Your objective ▸ Lines holding the string "Reform" are the ones to copy; find them all in the data.

Given information ▸
※
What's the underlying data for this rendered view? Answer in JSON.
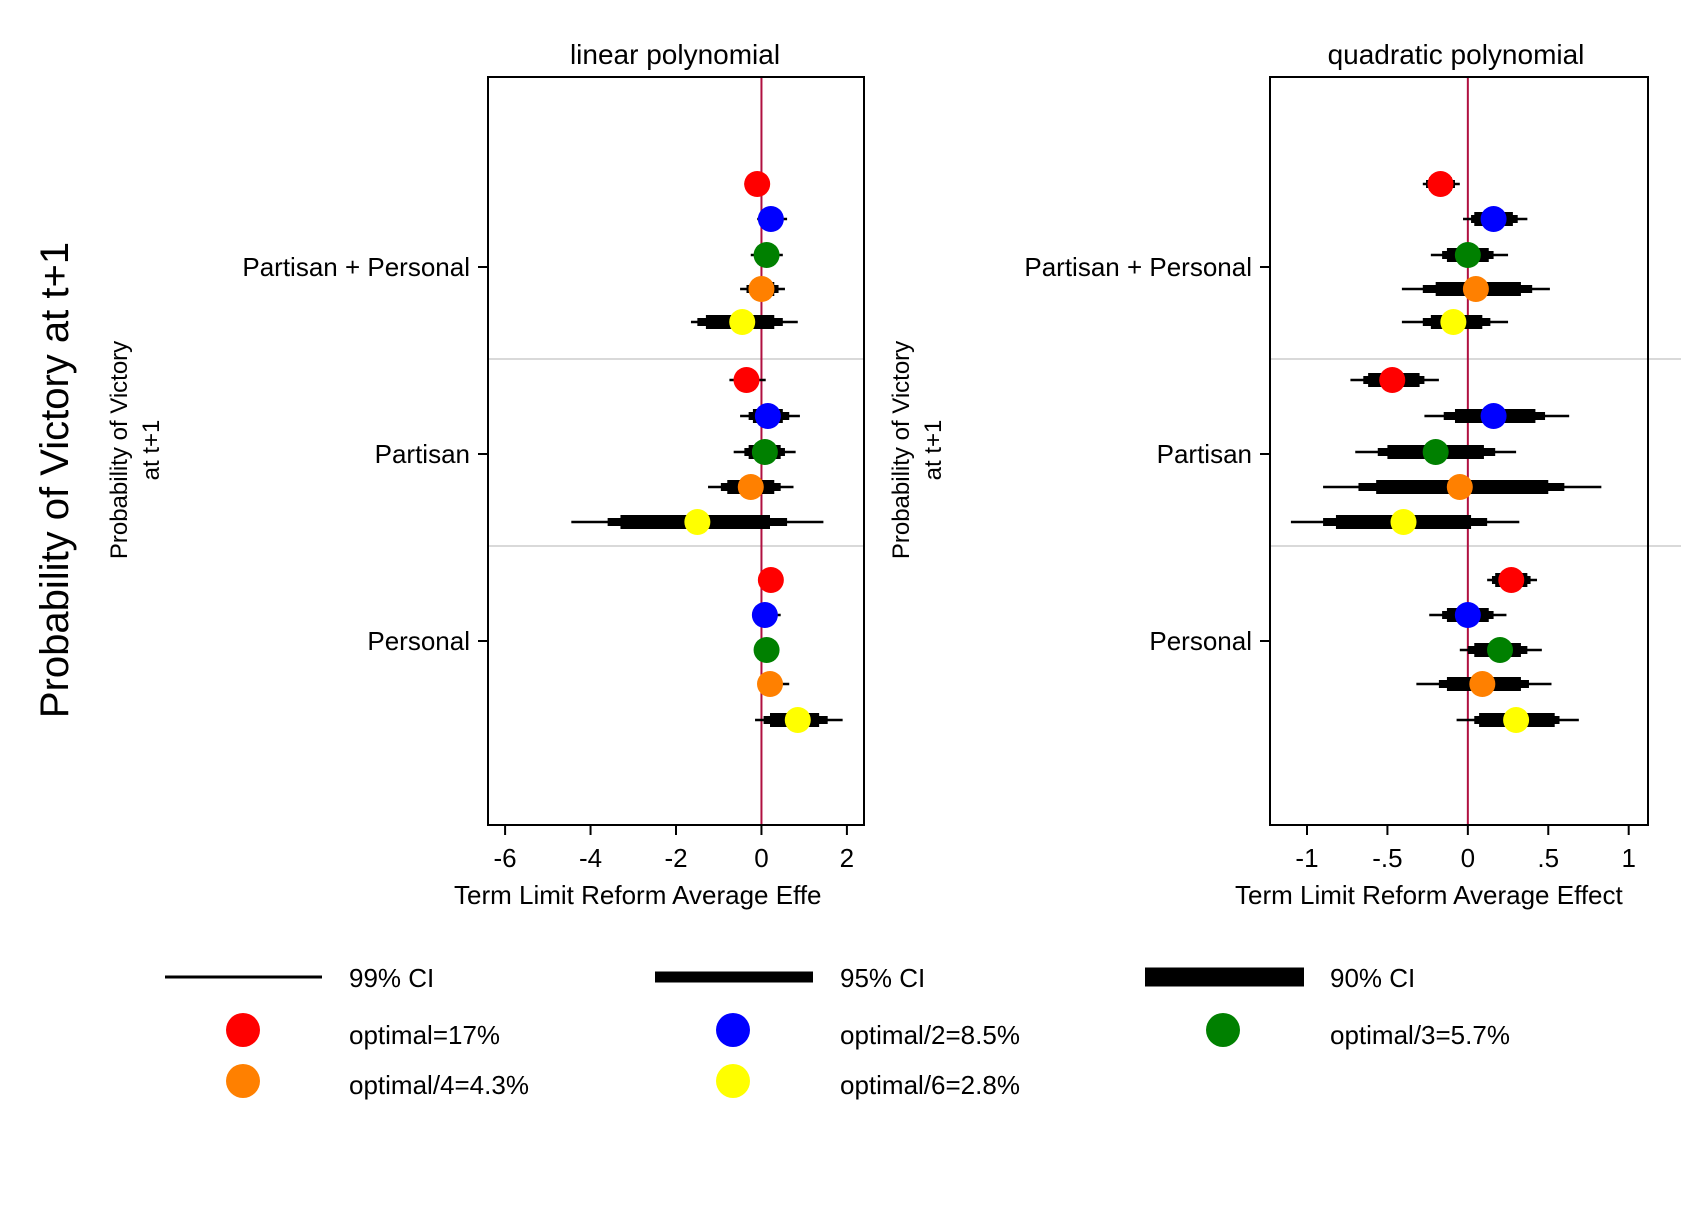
{
  "figure": {
    "y_title": "Probability of Victory at t+1",
    "side_label_line1": "Probability of Victory",
    "side_label_line2": "at t+1"
  },
  "legend": {
    "ci": [
      {
        "label": "99% CI"
      },
      {
        "label": "95% CI"
      },
      {
        "label": "90% CI"
      }
    ],
    "markers": [
      {
        "label": "optimal=17%",
        "color": "#ff0000"
      },
      {
        "label": "optimal/2=8.5%",
        "color": "#0000ff"
      },
      {
        "label": "optimal/3=5.7%",
        "color": "#008000"
      },
      {
        "label": "optimal/4=4.3%",
        "color": "#ff8000"
      },
      {
        "label": "optimal/6=2.8%",
        "color": "#ffff00"
      }
    ]
  },
  "chart_data": [
    {
      "type": "scatter",
      "subtype": "coefficient-plot",
      "title": "linear polynomial",
      "xlabel": "Term Limit Reform Average Effe",
      "xlim": [
        -6.4,
        2.4
      ],
      "xticks": [
        -6,
        -4,
        -2,
        0,
        2
      ],
      "xtick_labels": [
        "-6",
        "-4",
        "-2",
        "0",
        "2"
      ],
      "reference_line": 0,
      "groups": [
        "Partisan + Personal",
        "Partisan",
        "Personal"
      ],
      "series_colors": [
        "#ff0000",
        "#0000ff",
        "#008000",
        "#ff8000",
        "#ffff00"
      ],
      "points": [
        [
          {
            "est": -0.1,
            "ci90": [
              -0.25,
              0.05
            ],
            "ci95": [
              -0.3,
              0.1
            ],
            "ci99": [
              -0.4,
              0.2
            ]
          },
          {
            "est": 0.22,
            "ci90": [
              0.05,
              0.4
            ],
            "ci95": [
              0.0,
              0.45
            ],
            "ci99": [
              -0.1,
              0.6
            ]
          },
          {
            "est": 0.12,
            "ci90": [
              -0.05,
              0.3
            ],
            "ci95": [
              -0.1,
              0.35
            ],
            "ci99": [
              -0.25,
              0.5
            ]
          },
          {
            "est": 0.0,
            "ci90": [
              -0.25,
              0.3
            ],
            "ci95": [
              -0.35,
              0.4
            ],
            "ci99": [
              -0.5,
              0.55
            ]
          },
          {
            "est": -0.45,
            "ci90": [
              -1.3,
              0.3
            ],
            "ci95": [
              -1.5,
              0.5
            ],
            "ci99": [
              -1.65,
              0.85
            ]
          }
        ],
        [
          {
            "est": -0.35,
            "ci90": [
              -0.55,
              -0.15
            ],
            "ci95": [
              -0.6,
              -0.1
            ],
            "ci99": [
              -0.75,
              0.1
            ]
          },
          {
            "est": 0.15,
            "ci90": [
              -0.2,
              0.5
            ],
            "ci95": [
              -0.3,
              0.65
            ],
            "ci99": [
              -0.5,
              0.9
            ]
          },
          {
            "est": 0.08,
            "ci90": [
              -0.3,
              0.45
            ],
            "ci95": [
              -0.4,
              0.55
            ],
            "ci99": [
              -0.65,
              0.8
            ]
          },
          {
            "est": -0.25,
            "ci90": [
              -0.8,
              0.3
            ],
            "ci95": [
              -0.95,
              0.45
            ],
            "ci99": [
              -1.25,
              0.75
            ]
          },
          {
            "est": -1.5,
            "ci90": [
              -3.3,
              0.2
            ],
            "ci95": [
              -3.6,
              0.6
            ],
            "ci99": [
              -4.45,
              1.45
            ]
          }
        ],
        [
          {
            "est": 0.22,
            "ci90": [
              0.1,
              0.35
            ],
            "ci95": [
              0.05,
              0.4
            ],
            "ci99": [
              0.0,
              0.45
            ]
          },
          {
            "est": 0.08,
            "ci90": [
              -0.05,
              0.25
            ],
            "ci95": [
              -0.1,
              0.3
            ],
            "ci99": [
              -0.15,
              0.45
            ]
          },
          {
            "est": 0.12,
            "ci90": [
              0.0,
              0.25
            ],
            "ci95": [
              -0.05,
              0.3
            ],
            "ci99": [
              -0.1,
              0.4
            ]
          },
          {
            "est": 0.2,
            "ci90": [
              0.05,
              0.4
            ],
            "ci95": [
              0.0,
              0.45
            ],
            "ci99": [
              -0.05,
              0.65
            ]
          },
          {
            "est": 0.85,
            "ci90": [
              0.2,
              1.35
            ],
            "ci95": [
              0.05,
              1.55
            ],
            "ci99": [
              -0.15,
              1.9
            ]
          }
        ]
      ]
    },
    {
      "type": "scatter",
      "subtype": "coefficient-plot",
      "title": "quadratic polynomial",
      "xlabel": "Term Limit Reform Average Effect",
      "xlim": [
        -1.23,
        1.12
      ],
      "xticks": [
        -1,
        -0.5,
        0,
        0.5,
        1
      ],
      "xtick_labels": [
        "-1",
        "-.5",
        "0",
        ".5",
        "1"
      ],
      "reference_line": 0,
      "groups": [
        "Partisan + Personal",
        "Partisan",
        "Personal"
      ],
      "series_colors": [
        "#ff0000",
        "#0000ff",
        "#008000",
        "#ff8000",
        "#ffff00"
      ],
      "points": [
        [
          {
            "est": -0.17,
            "ci90": [
              -0.24,
              -0.1
            ],
            "ci95": [
              -0.26,
              -0.08
            ],
            "ci99": [
              -0.28,
              -0.05
            ]
          },
          {
            "est": 0.16,
            "ci90": [
              0.04,
              0.28
            ],
            "ci95": [
              0.02,
              0.31
            ],
            "ci99": [
              -0.03,
              0.37
            ]
          },
          {
            "est": 0.0,
            "ci90": [
              -0.13,
              0.13
            ],
            "ci95": [
              -0.16,
              0.16
            ],
            "ci99": [
              -0.23,
              0.25
            ]
          },
          {
            "est": 0.05,
            "ci90": [
              -0.2,
              0.33
            ],
            "ci95": [
              -0.28,
              0.4
            ],
            "ci99": [
              -0.41,
              0.51
            ]
          },
          {
            "est": -0.09,
            "ci90": [
              -0.23,
              0.09
            ],
            "ci95": [
              -0.28,
              0.14
            ],
            "ci99": [
              -0.41,
              0.25
            ]
          }
        ],
        [
          {
            "est": -0.47,
            "ci90": [
              -0.62,
              -0.3
            ],
            "ci95": [
              -0.65,
              -0.27
            ],
            "ci99": [
              -0.73,
              -0.18
            ]
          },
          {
            "est": 0.16,
            "ci90": [
              -0.08,
              0.42
            ],
            "ci95": [
              -0.15,
              0.48
            ],
            "ci99": [
              -0.27,
              0.63
            ]
          },
          {
            "est": -0.2,
            "ci90": [
              -0.5,
              0.1
            ],
            "ci95": [
              -0.56,
              0.17
            ],
            "ci99": [
              -0.7,
              0.3
            ]
          },
          {
            "est": -0.05,
            "ci90": [
              -0.57,
              0.5
            ],
            "ci95": [
              -0.68,
              0.6
            ],
            "ci99": [
              -0.9,
              0.83
            ]
          },
          {
            "est": -0.4,
            "ci90": [
              -0.82,
              0.02
            ],
            "ci95": [
              -0.9,
              0.12
            ],
            "ci99": [
              -1.1,
              0.32
            ]
          }
        ],
        [
          {
            "est": 0.27,
            "ci90": [
              0.17,
              0.37
            ],
            "ci95": [
              0.15,
              0.39
            ],
            "ci99": [
              0.12,
              0.43
            ]
          },
          {
            "est": 0.0,
            "ci90": [
              -0.13,
              0.13
            ],
            "ci95": [
              -0.16,
              0.16
            ],
            "ci99": [
              -0.24,
              0.24
            ]
          },
          {
            "est": 0.2,
            "ci90": [
              0.04,
              0.33
            ],
            "ci95": [
              0.0,
              0.37
            ],
            "ci99": [
              -0.05,
              0.46
            ]
          },
          {
            "est": 0.09,
            "ci90": [
              -0.13,
              0.33
            ],
            "ci95": [
              -0.18,
              0.38
            ],
            "ci99": [
              -0.32,
              0.52
            ]
          },
          {
            "est": 0.3,
            "ci90": [
              0.07,
              0.54
            ],
            "ci95": [
              0.04,
              0.57
            ],
            "ci99": [
              -0.07,
              0.69
            ]
          }
        ]
      ]
    }
  ]
}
※
Result ▸
      "xlabel": "Term Limit Reform Average Effe",
      "xlabel": "Term Limit Reform Average Effect",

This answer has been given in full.